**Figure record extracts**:
┄┄┄┄┄┄┄┄┄┄┄┄┄┄┄┄┄┄┄┄

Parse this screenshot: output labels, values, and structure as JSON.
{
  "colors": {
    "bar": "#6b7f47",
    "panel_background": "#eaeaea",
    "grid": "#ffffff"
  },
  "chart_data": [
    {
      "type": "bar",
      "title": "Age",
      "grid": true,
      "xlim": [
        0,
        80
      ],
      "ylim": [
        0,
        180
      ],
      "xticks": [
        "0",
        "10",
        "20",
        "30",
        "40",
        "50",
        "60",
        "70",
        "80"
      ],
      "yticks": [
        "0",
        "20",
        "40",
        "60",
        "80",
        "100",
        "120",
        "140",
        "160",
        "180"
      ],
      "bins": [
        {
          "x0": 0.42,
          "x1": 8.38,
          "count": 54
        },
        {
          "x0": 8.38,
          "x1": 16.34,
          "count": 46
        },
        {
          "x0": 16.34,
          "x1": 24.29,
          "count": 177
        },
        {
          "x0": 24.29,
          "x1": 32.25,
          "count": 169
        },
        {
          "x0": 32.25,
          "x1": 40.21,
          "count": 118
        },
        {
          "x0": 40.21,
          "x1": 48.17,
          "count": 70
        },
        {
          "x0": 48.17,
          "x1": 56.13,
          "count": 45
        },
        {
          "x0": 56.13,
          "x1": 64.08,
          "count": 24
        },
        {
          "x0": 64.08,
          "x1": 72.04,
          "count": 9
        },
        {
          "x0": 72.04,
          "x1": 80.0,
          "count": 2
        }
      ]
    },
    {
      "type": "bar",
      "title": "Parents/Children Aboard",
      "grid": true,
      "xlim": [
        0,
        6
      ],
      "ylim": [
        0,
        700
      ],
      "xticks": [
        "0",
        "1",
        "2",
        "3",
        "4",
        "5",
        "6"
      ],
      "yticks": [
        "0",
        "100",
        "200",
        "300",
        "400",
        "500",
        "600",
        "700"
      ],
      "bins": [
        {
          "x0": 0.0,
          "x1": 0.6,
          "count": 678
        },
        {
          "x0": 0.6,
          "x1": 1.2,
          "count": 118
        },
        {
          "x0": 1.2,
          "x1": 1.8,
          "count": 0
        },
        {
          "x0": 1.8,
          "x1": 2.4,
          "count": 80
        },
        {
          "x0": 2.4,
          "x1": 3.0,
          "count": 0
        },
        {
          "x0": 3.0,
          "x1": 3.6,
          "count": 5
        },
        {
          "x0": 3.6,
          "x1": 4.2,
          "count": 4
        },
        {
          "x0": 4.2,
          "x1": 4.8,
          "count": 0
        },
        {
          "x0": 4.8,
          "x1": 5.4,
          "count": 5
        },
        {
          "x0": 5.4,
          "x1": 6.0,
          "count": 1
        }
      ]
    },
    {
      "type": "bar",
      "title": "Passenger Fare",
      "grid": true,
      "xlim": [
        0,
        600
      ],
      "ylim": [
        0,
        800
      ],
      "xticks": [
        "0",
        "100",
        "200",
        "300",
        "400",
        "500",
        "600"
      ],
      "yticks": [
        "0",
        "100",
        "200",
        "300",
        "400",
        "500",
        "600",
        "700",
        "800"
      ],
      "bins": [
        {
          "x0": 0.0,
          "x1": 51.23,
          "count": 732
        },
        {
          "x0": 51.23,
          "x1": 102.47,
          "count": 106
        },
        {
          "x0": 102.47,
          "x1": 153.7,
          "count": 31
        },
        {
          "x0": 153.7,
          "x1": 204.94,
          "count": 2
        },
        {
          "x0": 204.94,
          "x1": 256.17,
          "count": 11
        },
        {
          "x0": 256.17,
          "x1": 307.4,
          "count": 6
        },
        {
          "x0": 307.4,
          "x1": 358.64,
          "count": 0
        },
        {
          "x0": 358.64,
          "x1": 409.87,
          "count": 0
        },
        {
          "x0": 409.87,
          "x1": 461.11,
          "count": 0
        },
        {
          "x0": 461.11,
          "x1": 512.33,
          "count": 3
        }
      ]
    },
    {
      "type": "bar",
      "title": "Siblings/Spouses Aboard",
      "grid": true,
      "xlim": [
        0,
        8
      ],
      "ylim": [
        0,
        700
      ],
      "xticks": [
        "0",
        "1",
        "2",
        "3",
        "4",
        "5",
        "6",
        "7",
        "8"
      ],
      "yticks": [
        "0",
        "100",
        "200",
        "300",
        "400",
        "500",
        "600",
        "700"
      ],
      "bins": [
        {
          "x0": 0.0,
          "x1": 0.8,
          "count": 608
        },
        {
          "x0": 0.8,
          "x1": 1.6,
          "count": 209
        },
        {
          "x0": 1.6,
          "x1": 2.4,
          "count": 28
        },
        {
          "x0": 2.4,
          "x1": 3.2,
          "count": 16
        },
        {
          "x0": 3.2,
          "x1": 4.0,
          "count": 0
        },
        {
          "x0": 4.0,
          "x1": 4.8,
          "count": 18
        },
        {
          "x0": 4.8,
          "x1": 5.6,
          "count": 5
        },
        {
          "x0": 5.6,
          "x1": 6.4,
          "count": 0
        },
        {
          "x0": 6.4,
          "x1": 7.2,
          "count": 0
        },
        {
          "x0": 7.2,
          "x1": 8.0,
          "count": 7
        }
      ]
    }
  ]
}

┄┄┄┄┄┄┄┄┄┄┄┄┄┄┄┄┄┄┄┄

**PROBLEM DESCRIPTION**: Reproduce each entry word for word.

**COMPLETE ANSWER**:
Parse this screenshot: output labels, values, and structure as JSON.
{
  "colors": {
    "bar": "#6b7f47",
    "panel_background": "#eaeaea",
    "grid": "#ffffff"
  },
  "chart_data": [
    {
      "type": "bar",
      "title": "Age",
      "grid": true,
      "xlim": [
        0,
        80
      ],
      "ylim": [
        0,
        180
      ],
      "xticks": [
        "0",
        "10",
        "20",
        "30",
        "40",
        "50",
        "60",
        "70",
        "80"
      ],
      "yticks": [
        "0",
        "20",
        "40",
        "60",
        "80",
        "100",
        "120",
        "140",
        "160",
        "180"
      ],
      "bins": [
        {
          "x0": 0.42,
          "x1": 8.38,
          "count": 54
        },
        {
          "x0": 8.38,
          "x1": 16.34,
          "count": 46
        },
        {
          "x0": 16.34,
          "x1": 24.29,
          "count": 177
        },
        {
          "x0": 24.29,
          "x1": 32.25,
          "count": 169
        },
        {
          "x0": 32.25,
          "x1": 40.21,
          "count": 118
        },
        {
          "x0": 40.21,
          "x1": 48.17,
          "count": 70
        },
        {
          "x0": 48.17,
          "x1": 56.13,
          "count": 45
        },
        {
          "x0": 56.13,
          "x1": 64.08,
          "count": 24
        },
        {
          "x0": 64.08,
          "x1": 72.04,
          "count": 9
        },
        {
          "x0": 72.04,
          "x1": 80.0,
          "count": 2
        }
      ]
    },
    {
      "type": "bar",
      "title": "Parents/Children Aboard",
      "grid": true,
      "xlim": [
        0,
        6
      ],
      "ylim": [
        0,
        700
      ],
      "xticks": [
        "0",
        "1",
        "2",
        "3",
        "4",
        "5",
        "6"
      ],
      "yticks": [
        "0",
        "100",
        "200",
        "300",
        "400",
        "500",
        "600",
        "700"
      ],
      "bins": [
        {
          "x0": 0.0,
          "x1": 0.6,
          "count": 678
        },
        {
          "x0": 0.6,
          "x1": 1.2,
          "count": 118
        },
        {
          "x0": 1.2,
          "x1": 1.8,
          "count": 0
        },
        {
          "x0": 1.8,
          "x1": 2.4,
          "count": 80
        },
        {
          "x0": 2.4,
          "x1": 3.0,
          "count": 0
        },
        {
          "x0": 3.0,
          "x1": 3.6,
          "count": 5
        },
        {
          "x0": 3.6,
          "x1": 4.2,
          "count": 4
        },
        {
          "x0": 4.2,
          "x1": 4.8,
          "count": 0
        },
        {
          "x0": 4.8,
          "x1": 5.4,
          "count": 5
        },
        {
          "x0": 5.4,
          "x1": 6.0,
          "count": 1
        }
      ]
    },
    {
      "type": "bar",
      "title": "Passenger Fare",
      "grid": true,
      "xlim": [
        0,
        600
      ],
      "ylim": [
        0,
        800
      ],
      "xticks": [
        "0",
        "100",
        "200",
        "300",
        "400",
        "500",
        "600"
      ],
      "yticks": [
        "0",
        "100",
        "200",
        "300",
        "400",
        "500",
        "600",
        "700",
        "800"
      ],
      "bins": [
        {
          "x0": 0.0,
          "x1": 51.23,
          "count": 732
        },
        {
          "x0": 51.23,
          "x1": 102.47,
          "count": 106
        },
        {
          "x0": 102.47,
          "x1": 153.7,
          "count": 31
        },
        {
          "x0": 153.7,
          "x1": 204.94,
          "count": 2
        },
        {
          "x0": 204.94,
          "x1": 256.17,
          "count": 11
        },
        {
          "x0": 256.17,
          "x1": 307.4,
          "count": 6
        },
        {
          "x0": 307.4,
          "x1": 358.64,
          "count": 0
        },
        {
          "x0": 358.64,
          "x1": 409.87,
          "count": 0
        },
        {
          "x0": 409.87,
          "x1": 461.11,
          "count": 0
        },
        {
          "x0": 461.11,
          "x1": 512.33,
          "count": 3
        }
      ]
    },
    {
      "type": "bar",
      "title": "Siblings/Spouses Aboard",
      "grid": true,
      "xlim": [
        0,
        8
      ],
      "ylim": [
        0,
        700
      ],
      "xticks": [
        "0",
        "1",
        "2",
        "3",
        "4",
        "5",
        "6",
        "7",
        "8"
      ],
      "yticks": [
        "0",
        "100",
        "200",
        "300",
        "400",
        "500",
        "600",
        "700"
      ],
      "bins": [
        {
          "x0": 0.0,
          "x1": 0.8,
          "count": 608
        },
        {
          "x0": 0.8,
          "x1": 1.6,
          "count": 209
        },
        {
          "x0": 1.6,
          "x1": 2.4,
          "count": 28
        },
        {
          "x0": 2.4,
          "x1": 3.2,
          "count": 16
        },
        {
          "x0": 3.2,
          "x1": 4.0,
          "count": 0
        },
        {
          "x0": 4.0,
          "x1": 4.8,
          "count": 18
        },
        {
          "x0": 4.8,
          "x1": 5.6,
          "count": 5
        },
        {
          "x0": 5.6,
          "x1": 6.4,
          "count": 0
        },
        {
          "x0": 6.4,
          "x1": 7.2,
          "count": 0
        },
        {
          "x0": 7.2,
          "x1": 8.0,
          "count": 7
        }
      ]
    }
  ]
}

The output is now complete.